§ THE EXERCISE:
Reproduce all the entries exactly.

§ MATERIAL TO PROCESS:
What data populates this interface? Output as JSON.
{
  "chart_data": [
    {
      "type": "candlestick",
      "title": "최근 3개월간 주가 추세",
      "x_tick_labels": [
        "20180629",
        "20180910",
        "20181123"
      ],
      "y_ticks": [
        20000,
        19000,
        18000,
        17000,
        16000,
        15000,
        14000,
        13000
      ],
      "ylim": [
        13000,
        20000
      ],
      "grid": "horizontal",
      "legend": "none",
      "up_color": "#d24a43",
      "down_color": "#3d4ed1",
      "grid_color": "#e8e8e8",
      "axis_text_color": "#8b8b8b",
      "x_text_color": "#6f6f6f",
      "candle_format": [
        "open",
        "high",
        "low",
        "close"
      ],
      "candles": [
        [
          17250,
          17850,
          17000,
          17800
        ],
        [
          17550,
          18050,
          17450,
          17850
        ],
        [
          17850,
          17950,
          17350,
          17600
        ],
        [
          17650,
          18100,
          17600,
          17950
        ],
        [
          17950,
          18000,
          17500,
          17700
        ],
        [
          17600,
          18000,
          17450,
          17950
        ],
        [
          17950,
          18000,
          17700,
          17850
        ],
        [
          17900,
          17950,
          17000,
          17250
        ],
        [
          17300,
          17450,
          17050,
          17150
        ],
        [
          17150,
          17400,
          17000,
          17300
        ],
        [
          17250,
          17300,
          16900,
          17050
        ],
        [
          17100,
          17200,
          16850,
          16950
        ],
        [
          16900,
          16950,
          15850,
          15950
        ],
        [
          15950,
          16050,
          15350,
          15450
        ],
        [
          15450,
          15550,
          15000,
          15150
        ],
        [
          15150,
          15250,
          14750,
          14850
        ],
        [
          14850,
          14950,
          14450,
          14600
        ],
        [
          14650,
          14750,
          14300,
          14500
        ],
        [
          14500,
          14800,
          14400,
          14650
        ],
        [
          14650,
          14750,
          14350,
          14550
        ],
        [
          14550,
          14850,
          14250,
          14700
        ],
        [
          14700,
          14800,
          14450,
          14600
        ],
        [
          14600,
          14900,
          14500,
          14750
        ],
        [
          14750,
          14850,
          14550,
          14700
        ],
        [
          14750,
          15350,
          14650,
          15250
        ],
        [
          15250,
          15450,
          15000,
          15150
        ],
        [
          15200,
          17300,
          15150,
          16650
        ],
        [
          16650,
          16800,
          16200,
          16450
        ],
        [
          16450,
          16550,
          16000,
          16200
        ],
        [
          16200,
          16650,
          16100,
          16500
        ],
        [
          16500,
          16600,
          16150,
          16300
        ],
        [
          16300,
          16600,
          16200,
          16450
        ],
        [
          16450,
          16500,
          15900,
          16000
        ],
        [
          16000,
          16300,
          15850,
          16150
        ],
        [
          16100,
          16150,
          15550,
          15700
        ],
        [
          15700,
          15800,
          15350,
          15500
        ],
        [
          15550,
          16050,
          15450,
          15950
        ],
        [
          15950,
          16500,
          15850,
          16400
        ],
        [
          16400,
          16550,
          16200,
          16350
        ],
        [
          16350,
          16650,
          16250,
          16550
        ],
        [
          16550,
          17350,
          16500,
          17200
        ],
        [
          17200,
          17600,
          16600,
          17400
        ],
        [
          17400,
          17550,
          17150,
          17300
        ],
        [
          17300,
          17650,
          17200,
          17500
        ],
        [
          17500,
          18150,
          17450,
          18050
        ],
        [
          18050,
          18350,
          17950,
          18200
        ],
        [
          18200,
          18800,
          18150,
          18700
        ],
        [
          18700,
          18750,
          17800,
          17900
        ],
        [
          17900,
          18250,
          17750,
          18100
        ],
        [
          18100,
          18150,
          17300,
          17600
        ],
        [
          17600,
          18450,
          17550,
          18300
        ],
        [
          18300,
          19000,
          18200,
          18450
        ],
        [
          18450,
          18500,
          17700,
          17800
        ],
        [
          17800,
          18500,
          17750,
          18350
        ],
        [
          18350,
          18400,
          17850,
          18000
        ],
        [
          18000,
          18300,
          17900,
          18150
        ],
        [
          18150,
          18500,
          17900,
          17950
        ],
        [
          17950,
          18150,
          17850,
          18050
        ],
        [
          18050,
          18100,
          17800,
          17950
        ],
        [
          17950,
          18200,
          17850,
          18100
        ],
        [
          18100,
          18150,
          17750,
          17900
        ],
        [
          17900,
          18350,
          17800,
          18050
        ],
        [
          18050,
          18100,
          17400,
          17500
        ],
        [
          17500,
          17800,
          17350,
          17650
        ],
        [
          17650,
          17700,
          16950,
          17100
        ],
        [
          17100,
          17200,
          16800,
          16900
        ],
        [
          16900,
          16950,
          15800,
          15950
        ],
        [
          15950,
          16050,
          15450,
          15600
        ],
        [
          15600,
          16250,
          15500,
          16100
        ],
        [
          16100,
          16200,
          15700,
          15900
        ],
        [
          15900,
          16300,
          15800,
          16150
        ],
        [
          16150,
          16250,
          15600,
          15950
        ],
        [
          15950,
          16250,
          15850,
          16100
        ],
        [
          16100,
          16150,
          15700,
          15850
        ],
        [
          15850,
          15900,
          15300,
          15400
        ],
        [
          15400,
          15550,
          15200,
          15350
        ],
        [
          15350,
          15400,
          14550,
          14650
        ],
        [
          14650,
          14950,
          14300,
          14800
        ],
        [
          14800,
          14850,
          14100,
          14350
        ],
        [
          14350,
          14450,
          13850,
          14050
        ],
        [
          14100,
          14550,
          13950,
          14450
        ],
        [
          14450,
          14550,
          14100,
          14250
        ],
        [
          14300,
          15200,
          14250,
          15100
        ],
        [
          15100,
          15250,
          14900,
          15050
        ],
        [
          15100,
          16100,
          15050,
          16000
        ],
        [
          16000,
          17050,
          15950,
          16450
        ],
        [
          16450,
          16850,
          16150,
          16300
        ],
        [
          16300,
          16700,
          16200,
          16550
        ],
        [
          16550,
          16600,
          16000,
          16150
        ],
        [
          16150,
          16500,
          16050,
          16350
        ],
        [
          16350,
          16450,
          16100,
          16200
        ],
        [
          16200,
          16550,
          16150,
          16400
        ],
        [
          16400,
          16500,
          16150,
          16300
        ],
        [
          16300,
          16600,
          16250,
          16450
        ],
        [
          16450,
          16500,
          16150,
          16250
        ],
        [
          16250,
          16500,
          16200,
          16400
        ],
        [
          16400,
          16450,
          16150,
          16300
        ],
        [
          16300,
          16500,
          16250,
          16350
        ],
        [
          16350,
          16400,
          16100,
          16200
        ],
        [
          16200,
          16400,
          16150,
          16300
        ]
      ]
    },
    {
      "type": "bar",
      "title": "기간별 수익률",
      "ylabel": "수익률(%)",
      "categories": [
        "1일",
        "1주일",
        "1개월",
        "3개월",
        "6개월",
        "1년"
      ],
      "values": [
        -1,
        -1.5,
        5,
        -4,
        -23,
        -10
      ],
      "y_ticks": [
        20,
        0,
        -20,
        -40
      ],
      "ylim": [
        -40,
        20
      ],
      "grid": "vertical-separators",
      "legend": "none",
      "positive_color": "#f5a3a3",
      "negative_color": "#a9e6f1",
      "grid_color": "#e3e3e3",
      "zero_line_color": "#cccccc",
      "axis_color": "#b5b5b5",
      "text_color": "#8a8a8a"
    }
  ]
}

§ ANSWER TO THIS EXERCISE:
What data populates this interface? Output as JSON.
{
  "chart_data": [
    {
      "type": "candlestick",
      "title": "최근 3개월간 주가 추세",
      "x_tick_labels": [
        "20180629",
        "20180910",
        "20181123"
      ],
      "y_ticks": [
        20000,
        19000,
        18000,
        17000,
        16000,
        15000,
        14000,
        13000
      ],
      "ylim": [
        13000,
        20000
      ],
      "grid": "horizontal",
      "legend": "none",
      "up_color": "#d24a43",
      "down_color": "#3d4ed1",
      "grid_color": "#e8e8e8",
      "axis_text_color": "#8b8b8b",
      "x_text_color": "#6f6f6f",
      "candle_format": [
        "open",
        "high",
        "low",
        "close"
      ],
      "candles": [
        [
          17250,
          17850,
          17000,
          17800
        ],
        [
          17550,
          18050,
          17450,
          17850
        ],
        [
          17850,
          17950,
          17350,
          17600
        ],
        [
          17650,
          18100,
          17600,
          17950
        ],
        [
          17950,
          18000,
          17500,
          17700
        ],
        [
          17600,
          18000,
          17450,
          17950
        ],
        [
          17950,
          18000,
          17700,
          17850
        ],
        [
          17900,
          17950,
          17000,
          17250
        ],
        [
          17300,
          17450,
          17050,
          17150
        ],
        [
          17150,
          17400,
          17000,
          17300
        ],
        [
          17250,
          17300,
          16900,
          17050
        ],
        [
          17100,
          17200,
          16850,
          16950
        ],
        [
          16900,
          16950,
          15850,
          15950
        ],
        [
          15950,
          16050,
          15350,
          15450
        ],
        [
          15450,
          15550,
          15000,
          15150
        ],
        [
          15150,
          15250,
          14750,
          14850
        ],
        [
          14850,
          14950,
          14450,
          14600
        ],
        [
          14650,
          14750,
          14300,
          14500
        ],
        [
          14500,
          14800,
          14400,
          14650
        ],
        [
          14650,
          14750,
          14350,
          14550
        ],
        [
          14550,
          14850,
          14250,
          14700
        ],
        [
          14700,
          14800,
          14450,
          14600
        ],
        [
          14600,
          14900,
          14500,
          14750
        ],
        [
          14750,
          14850,
          14550,
          14700
        ],
        [
          14750,
          15350,
          14650,
          15250
        ],
        [
          15250,
          15450,
          15000,
          15150
        ],
        [
          15200,
          17300,
          15150,
          16650
        ],
        [
          16650,
          16800,
          16200,
          16450
        ],
        [
          16450,
          16550,
          16000,
          16200
        ],
        [
          16200,
          16650,
          16100,
          16500
        ],
        [
          16500,
          16600,
          16150,
          16300
        ],
        [
          16300,
          16600,
          16200,
          16450
        ],
        [
          16450,
          16500,
          15900,
          16000
        ],
        [
          16000,
          16300,
          15850,
          16150
        ],
        [
          16100,
          16150,
          15550,
          15700
        ],
        [
          15700,
          15800,
          15350,
          15500
        ],
        [
          15550,
          16050,
          15450,
          15950
        ],
        [
          15950,
          16500,
          15850,
          16400
        ],
        [
          16400,
          16550,
          16200,
          16350
        ],
        [
          16350,
          16650,
          16250,
          16550
        ],
        [
          16550,
          17350,
          16500,
          17200
        ],
        [
          17200,
          17600,
          16600,
          17400
        ],
        [
          17400,
          17550,
          17150,
          17300
        ],
        [
          17300,
          17650,
          17200,
          17500
        ],
        [
          17500,
          18150,
          17450,
          18050
        ],
        [
          18050,
          18350,
          17950,
          18200
        ],
        [
          18200,
          18800,
          18150,
          18700
        ],
        [
          18700,
          18750,
          17800,
          17900
        ],
        [
          17900,
          18250,
          17750,
          18100
        ],
        [
          18100,
          18150,
          17300,
          17600
        ],
        [
          17600,
          18450,
          17550,
          18300
        ],
        [
          18300,
          19000,
          18200,
          18450
        ],
        [
          18450,
          18500,
          17700,
          17800
        ],
        [
          17800,
          18500,
          17750,
          18350
        ],
        [
          18350,
          18400,
          17850,
          18000
        ],
        [
          18000,
          18300,
          17900,
          18150
        ],
        [
          18150,
          18500,
          17900,
          17950
        ],
        [
          17950,
          18150,
          17850,
          18050
        ],
        [
          18050,
          18100,
          17800,
          17950
        ],
        [
          17950,
          18200,
          17850,
          18100
        ],
        [
          18100,
          18150,
          17750,
          17900
        ],
        [
          17900,
          18350,
          17800,
          18050
        ],
        [
          18050,
          18100,
          17400,
          17500
        ],
        [
          17500,
          17800,
          17350,
          17650
        ],
        [
          17650,
          17700,
          16950,
          17100
        ],
        [
          17100,
          17200,
          16800,
          16900
        ],
        [
          16900,
          16950,
          15800,
          15950
        ],
        [
          15950,
          16050,
          15450,
          15600
        ],
        [
          15600,
          16250,
          15500,
          16100
        ],
        [
          16100,
          16200,
          15700,
          15900
        ],
        [
          15900,
          16300,
          15800,
          16150
        ],
        [
          16150,
          16250,
          15600,
          15950
        ],
        [
          15950,
          16250,
          15850,
          16100
        ],
        [
          16100,
          16150,
          15700,
          15850
        ],
        [
          15850,
          15900,
          15300,
          15400
        ],
        [
          15400,
          15550,
          15200,
          15350
        ],
        [
          15350,
          15400,
          14550,
          14650
        ],
        [
          14650,
          14950,
          14300,
          14800
        ],
        [
          14800,
          14850,
          14100,
          14350
        ],
        [
          14350,
          14450,
          13850,
          14050
        ],
        [
          14100,
          14550,
          13950,
          14450
        ],
        [
          14450,
          14550,
          14100,
          14250
        ],
        [
          14300,
          15200,
          14250,
          15100
        ],
        [
          15100,
          15250,
          14900,
          15050
        ],
        [
          15100,
          16100,
          15050,
          16000
        ],
        [
          16000,
          17050,
          15950,
          16450
        ],
        [
          16450,
          16850,
          16150,
          16300
        ],
        [
          16300,
          16700,
          16200,
          16550
        ],
        [
          16550,
          16600,
          16000,
          16150
        ],
        [
          16150,
          16500,
          16050,
          16350
        ],
        [
          16350,
          16450,
          16100,
          16200
        ],
        [
          16200,
          16550,
          16150,
          16400
        ],
        [
          16400,
          16500,
          16150,
          16300
        ],
        [
          16300,
          16600,
          16250,
          16450
        ],
        [
          16450,
          16500,
          16150,
          16250
        ],
        [
          16250,
          16500,
          16200,
          16400
        ],
        [
          16400,
          16450,
          16150,
          16300
        ],
        [
          16300,
          16500,
          16250,
          16350
        ],
        [
          16350,
          16400,
          16100,
          16200
        ],
        [
          16200,
          16400,
          16150,
          16300
        ]
      ]
    },
    {
      "type": "bar",
      "title": "기간별 수익률",
      "ylabel": "수익률(%)",
      "categories": [
        "1일",
        "1주일",
        "1개월",
        "3개월",
        "6개월",
        "1년"
      ],
      "values": [
        -1,
        -1.5,
        5,
        -4,
        -23,
        -10
      ],
      "y_ticks": [
        20,
        0,
        -20,
        -40
      ],
      "ylim": [
        -40,
        20
      ],
      "grid": "vertical-separators",
      "legend": "none",
      "positive_color": "#f5a3a3",
      "negative_color": "#a9e6f1",
      "grid_color": "#e3e3e3",
      "zero_line_color": "#cccccc",
      "axis_color": "#b5b5b5",
      "text_color": "#8a8a8a"
    }
  ]
}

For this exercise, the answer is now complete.